_What is asked:_ Write each record again exactly as it stands.

_Record extracts:_
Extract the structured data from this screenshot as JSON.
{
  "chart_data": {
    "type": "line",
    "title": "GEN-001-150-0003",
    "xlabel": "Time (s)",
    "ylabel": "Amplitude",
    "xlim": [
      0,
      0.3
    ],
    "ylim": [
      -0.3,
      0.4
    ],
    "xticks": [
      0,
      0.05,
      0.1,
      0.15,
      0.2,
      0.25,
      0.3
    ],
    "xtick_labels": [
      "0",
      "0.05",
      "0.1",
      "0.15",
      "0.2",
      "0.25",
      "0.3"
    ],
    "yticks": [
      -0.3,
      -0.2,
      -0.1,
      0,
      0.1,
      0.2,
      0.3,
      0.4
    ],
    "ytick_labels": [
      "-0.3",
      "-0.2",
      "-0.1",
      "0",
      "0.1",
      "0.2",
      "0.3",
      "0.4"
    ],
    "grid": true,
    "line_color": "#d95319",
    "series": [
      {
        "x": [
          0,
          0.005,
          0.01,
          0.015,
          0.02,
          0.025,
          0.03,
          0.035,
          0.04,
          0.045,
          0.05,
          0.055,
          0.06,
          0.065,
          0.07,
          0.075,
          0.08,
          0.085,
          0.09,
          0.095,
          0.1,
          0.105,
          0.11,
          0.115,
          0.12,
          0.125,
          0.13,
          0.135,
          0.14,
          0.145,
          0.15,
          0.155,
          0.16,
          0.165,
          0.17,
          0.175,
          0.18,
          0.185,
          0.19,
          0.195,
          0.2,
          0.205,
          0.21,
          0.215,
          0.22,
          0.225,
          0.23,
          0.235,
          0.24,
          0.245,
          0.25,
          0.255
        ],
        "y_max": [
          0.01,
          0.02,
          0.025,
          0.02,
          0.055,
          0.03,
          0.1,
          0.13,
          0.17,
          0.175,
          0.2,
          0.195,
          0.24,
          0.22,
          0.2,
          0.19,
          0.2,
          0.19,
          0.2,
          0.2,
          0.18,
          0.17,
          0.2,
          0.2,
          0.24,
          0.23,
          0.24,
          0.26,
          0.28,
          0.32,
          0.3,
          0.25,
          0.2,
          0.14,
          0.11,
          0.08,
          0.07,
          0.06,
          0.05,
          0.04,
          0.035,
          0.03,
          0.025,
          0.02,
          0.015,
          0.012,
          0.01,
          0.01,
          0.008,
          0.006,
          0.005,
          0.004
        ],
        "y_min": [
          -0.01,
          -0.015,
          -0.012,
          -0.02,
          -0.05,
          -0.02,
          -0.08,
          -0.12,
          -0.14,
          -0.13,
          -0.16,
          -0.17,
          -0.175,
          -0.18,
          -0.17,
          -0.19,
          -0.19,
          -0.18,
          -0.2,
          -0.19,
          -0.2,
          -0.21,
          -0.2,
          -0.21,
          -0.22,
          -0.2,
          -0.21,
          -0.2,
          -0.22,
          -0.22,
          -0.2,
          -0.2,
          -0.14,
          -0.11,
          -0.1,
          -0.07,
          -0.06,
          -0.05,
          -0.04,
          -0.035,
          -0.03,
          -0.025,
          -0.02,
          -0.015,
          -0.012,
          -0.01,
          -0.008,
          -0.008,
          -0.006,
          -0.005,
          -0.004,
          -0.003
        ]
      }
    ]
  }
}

_Output:_
Extract the structured data from this screenshot as JSON.
{
  "chart_data": {
    "type": "line",
    "title": "GEN-001-150-0003",
    "xlabel": "Time (s)",
    "ylabel": "Amplitude",
    "xlim": [
      0,
      0.3
    ],
    "ylim": [
      -0.3,
      0.4
    ],
    "xticks": [
      0,
      0.05,
      0.1,
      0.15,
      0.2,
      0.25,
      0.3
    ],
    "xtick_labels": [
      "0",
      "0.05",
      "0.1",
      "0.15",
      "0.2",
      "0.25",
      "0.3"
    ],
    "yticks": [
      -0.3,
      -0.2,
      -0.1,
      0,
      0.1,
      0.2,
      0.3,
      0.4
    ],
    "ytick_labels": [
      "-0.3",
      "-0.2",
      "-0.1",
      "0",
      "0.1",
      "0.2",
      "0.3",
      "0.4"
    ],
    "grid": true,
    "line_color": "#d95319",
    "series": [
      {
        "x": [
          0,
          0.005,
          0.01,
          0.015,
          0.02,
          0.025,
          0.03,
          0.035,
          0.04,
          0.045,
          0.05,
          0.055,
          0.06,
          0.065,
          0.07,
          0.075,
          0.08,
          0.085,
          0.09,
          0.095,
          0.1,
          0.105,
          0.11,
          0.115,
          0.12,
          0.125,
          0.13,
          0.135,
          0.14,
          0.145,
          0.15,
          0.155,
          0.16,
          0.165,
          0.17,
          0.175,
          0.18,
          0.185,
          0.19,
          0.195,
          0.2,
          0.205,
          0.21,
          0.215,
          0.22,
          0.225,
          0.23,
          0.235,
          0.24,
          0.245,
          0.25,
          0.255
        ],
        "y_max": [
          0.01,
          0.02,
          0.025,
          0.02,
          0.055,
          0.03,
          0.1,
          0.13,
          0.17,
          0.175,
          0.2,
          0.195,
          0.24,
          0.22,
          0.2,
          0.19,
          0.2,
          0.19,
          0.2,
          0.2,
          0.18,
          0.17,
          0.2,
          0.2,
          0.24,
          0.23,
          0.24,
          0.26,
          0.28,
          0.32,
          0.3,
          0.25,
          0.2,
          0.14,
          0.11,
          0.08,
          0.07,
          0.06,
          0.05,
          0.04,
          0.035,
          0.03,
          0.025,
          0.02,
          0.015,
          0.012,
          0.01,
          0.01,
          0.008,
          0.006,
          0.005,
          0.004
        ],
        "y_min": [
          -0.01,
          -0.015,
          -0.012,
          -0.02,
          -0.05,
          -0.02,
          -0.08,
          -0.12,
          -0.14,
          -0.13,
          -0.16,
          -0.17,
          -0.175,
          -0.18,
          -0.17,
          -0.19,
          -0.19,
          -0.18,
          -0.2,
          -0.19,
          -0.2,
          -0.21,
          -0.2,
          -0.21,
          -0.22,
          -0.2,
          -0.21,
          -0.2,
          -0.22,
          -0.22,
          -0.2,
          -0.2,
          -0.14,
          -0.11,
          -0.1,
          -0.07,
          -0.06,
          -0.05,
          -0.04,
          -0.035,
          -0.03,
          -0.025,
          -0.02,
          -0.015,
          -0.012,
          -0.01,
          -0.008,
          -0.008,
          -0.006,
          -0.005,
          -0.004,
          -0.003
        ]
      }
    ]
  }
}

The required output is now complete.